- **Short task**
Copy out the listing that follows, exact in every word, and skip the images.

- **Supplied records**
--------------------------------

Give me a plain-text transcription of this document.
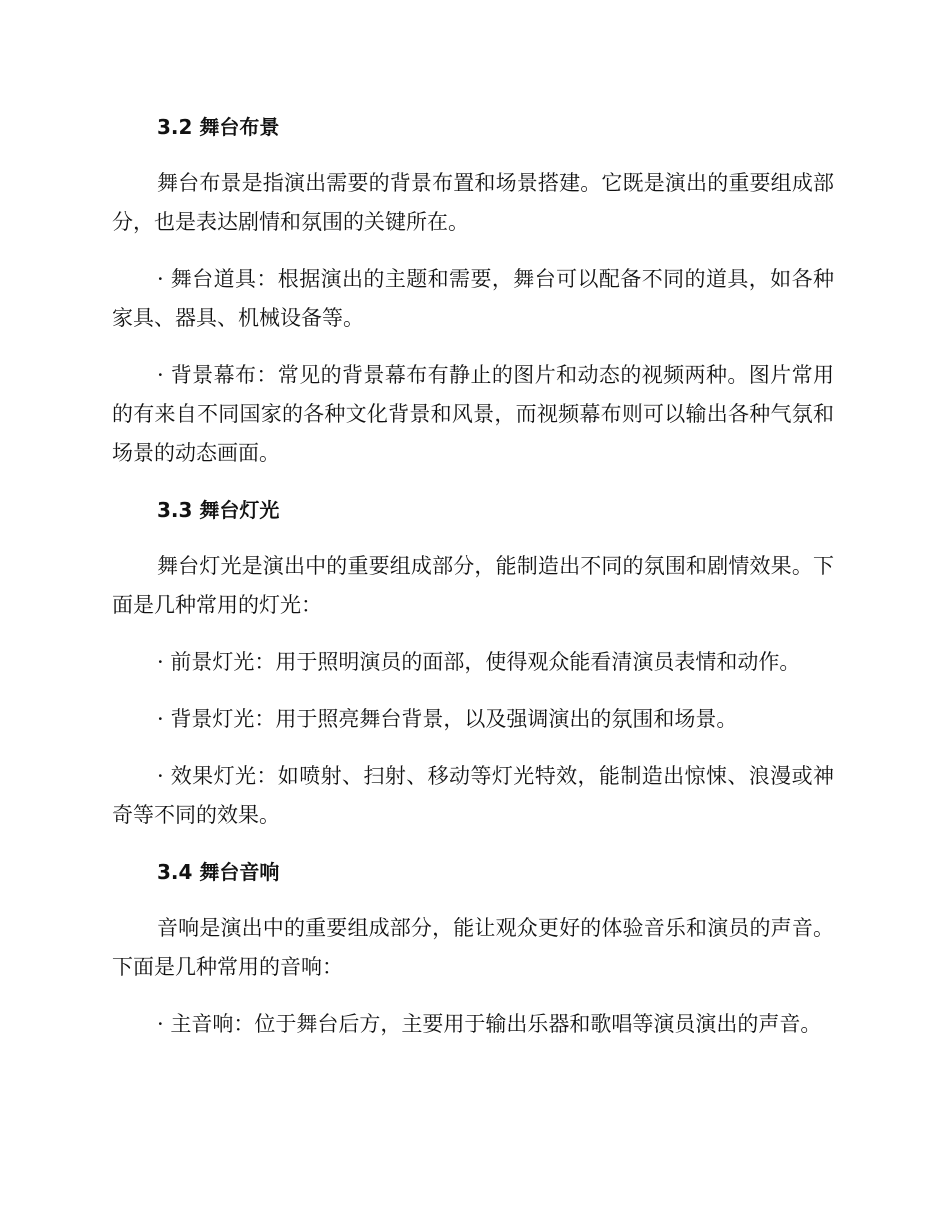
3.2 舞台布景

舞台布景是指演出需要的背景布置和场景搭建。它既是演出的重要组成部分，也是表达剧情和氛围的关键所在。

· 舞台道具：根据演出的主题和需要，舞台可以配备不同的道具，如各种家具、器具、机械设备等。

· 背景幕布：常见的背景幕布有静止的图片和动态的视频两种。图片常用的有来自不同国家的各种文化背景和风景，而视频幕布则可以输出各种气氛和场景的动态画面。

3.3 舞台灯光

舞台灯光是演出中的重要组成部分，能制造出不同的氛围和剧情效果。下面是几种常用的灯光：

· 前景灯光：用于照明演员的面部，使得观众能看清演员表情和动作。

· 背景灯光：用于照亮舞台背景，以及强调演出的氛围和场景。

· 效果灯光：如喷射、扫射、移动等灯光特效，能制造出惊悚、浪漫或神奇等不同的效果。

3.4 舞台音响

音响是演出中的重要组成部分，能让观众更好的体验音乐和演员的声音。下面是几种常用的音响：

· 主音响：位于舞台后方，主要用于输出乐器和歌唱等演员演出的声音。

--------------------------------

- **Response below**
Give me a plain-text transcription of this document.
3.2 舞台布景

舞台布景是指演出需要的背景布置和场景搭建。它既是演出的重要组成部分，也是表达剧情和氛围的关键所在。

· 舞台道具：根据演出的主题和需要，舞台可以配备不同的道具，如各种家具、器具、机械设备等。

· 背景幕布：常见的背景幕布有静止的图片和动态的视频两种。图片常用的有来自不同国家的各种文化背景和风景，而视频幕布则可以输出各种气氛和场景的动态画面。

3.3 舞台灯光

舞台灯光是演出中的重要组成部分，能制造出不同的氛围和剧情效果。下面是几种常用的灯光：

· 前景灯光：用于照明演员的面部，使得观众能看清演员表情和动作。

· 背景灯光：用于照亮舞台背景，以及强调演出的氛围和场景。

· 效果灯光：如喷射、扫射、移动等灯光特效，能制造出惊悚、浪漫或神奇等不同的效果。

3.4 舞台音响

音响是演出中的重要组成部分，能让观众更好的体验音乐和演员的声音。下面是几种常用的音响：

· 主音响：位于舞台后方，主要用于输出乐器和歌唱等演员演出的声音。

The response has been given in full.